Data listing:
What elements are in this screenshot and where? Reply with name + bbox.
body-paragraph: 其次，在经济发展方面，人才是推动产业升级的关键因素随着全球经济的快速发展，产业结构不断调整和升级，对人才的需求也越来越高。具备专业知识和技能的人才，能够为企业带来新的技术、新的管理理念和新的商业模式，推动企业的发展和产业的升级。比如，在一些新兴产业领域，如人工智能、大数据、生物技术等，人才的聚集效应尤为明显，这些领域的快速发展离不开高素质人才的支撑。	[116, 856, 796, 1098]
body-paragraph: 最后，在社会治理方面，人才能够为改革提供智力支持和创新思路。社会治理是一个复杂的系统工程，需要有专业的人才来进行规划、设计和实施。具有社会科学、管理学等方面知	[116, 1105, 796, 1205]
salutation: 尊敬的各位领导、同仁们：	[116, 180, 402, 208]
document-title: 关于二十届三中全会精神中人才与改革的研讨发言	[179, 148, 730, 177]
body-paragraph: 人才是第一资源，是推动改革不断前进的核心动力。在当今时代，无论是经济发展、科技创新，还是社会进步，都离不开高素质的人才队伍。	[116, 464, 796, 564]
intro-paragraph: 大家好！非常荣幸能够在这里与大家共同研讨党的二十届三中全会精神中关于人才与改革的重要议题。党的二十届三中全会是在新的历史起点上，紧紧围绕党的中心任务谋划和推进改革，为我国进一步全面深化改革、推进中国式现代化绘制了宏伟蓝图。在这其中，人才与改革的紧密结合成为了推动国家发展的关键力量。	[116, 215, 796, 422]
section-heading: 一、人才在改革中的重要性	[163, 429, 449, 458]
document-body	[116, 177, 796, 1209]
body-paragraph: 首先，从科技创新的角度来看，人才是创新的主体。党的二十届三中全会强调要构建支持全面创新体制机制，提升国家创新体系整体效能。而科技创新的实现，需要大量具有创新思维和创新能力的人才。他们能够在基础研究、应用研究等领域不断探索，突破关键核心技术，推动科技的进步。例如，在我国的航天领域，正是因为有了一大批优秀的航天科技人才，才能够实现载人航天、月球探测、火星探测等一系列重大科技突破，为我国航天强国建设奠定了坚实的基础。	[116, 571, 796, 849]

What is being asked:
Copy out every line of the data above verbatim.

Solution below:
What elements are in this screenshot and where? Reply with name + bbox.
body-paragraph: 其次，在经济发展方面，人才是推动产业升级的关键因素随着全球经济的快速发展，产业结构不断调整和升级，对人才的需求也越来越高。具备专业知识和技能的人才，能够为企业带来新的技术、新的管理理念和新的商业模式，推动企业的发展和产业的升级。比如，在一些新兴产业领域，如人工智能、大数据、生物技术等，人才的聚集效应尤为明显，这些领域的快速发展离不开高素质人才的支撑。	[116, 856, 796, 1098]
body-paragraph: 最后，在社会治理方面，人才能够为改革提供智力支持和创新思路。社会治理是一个复杂的系统工程，需要有专业的人才来进行规划、设计和实施。具有社会科学、管理学等方面知	[116, 1105, 796, 1205]
salutation: 尊敬的各位领导、同仁们：	[116, 180, 402, 208]
document-title: 关于二十届三中全会精神中人才与改革的研讨发言	[179, 148, 730, 177]
body-paragraph: 人才是第一资源，是推动改革不断前进的核心动力。在当今时代，无论是经济发展、科技创新，还是社会进步，都离不开高素质的人才队伍。	[116, 464, 796, 564]
intro-paragraph: 大家好！非常荣幸能够在这里与大家共同研讨党的二十届三中全会精神中关于人才与改革的重要议题。党的二十届三中全会是在新的历史起点上，紧紧围绕党的中心任务谋划和推进改革，为我国进一步全面深化改革、推进中国式现代化绘制了宏伟蓝图。在这其中，人才与改革的紧密结合成为了推动国家发展的关键力量。	[116, 215, 796, 422]
section-heading: 一、人才在改革中的重要性	[163, 429, 449, 458]
document-body	[116, 177, 796, 1209]
body-paragraph: 首先，从科技创新的角度来看，人才是创新的主体。党的二十届三中全会强调要构建支持全面创新体制机制，提升国家创新体系整体效能。而科技创新的实现，需要大量具有创新思维和创新能力的人才。他们能够在基础研究、应用研究等领域不断探索，突破关键核心技术，推动科技的进步。例如，在我国的航天领域，正是因为有了一大批优秀的航天科技人才，才能够实现载人航天、月球探测、火星探测等一系列重大科技突破，为我国航天强国建设奠定了坚实的基础。	[116, 571, 796, 849]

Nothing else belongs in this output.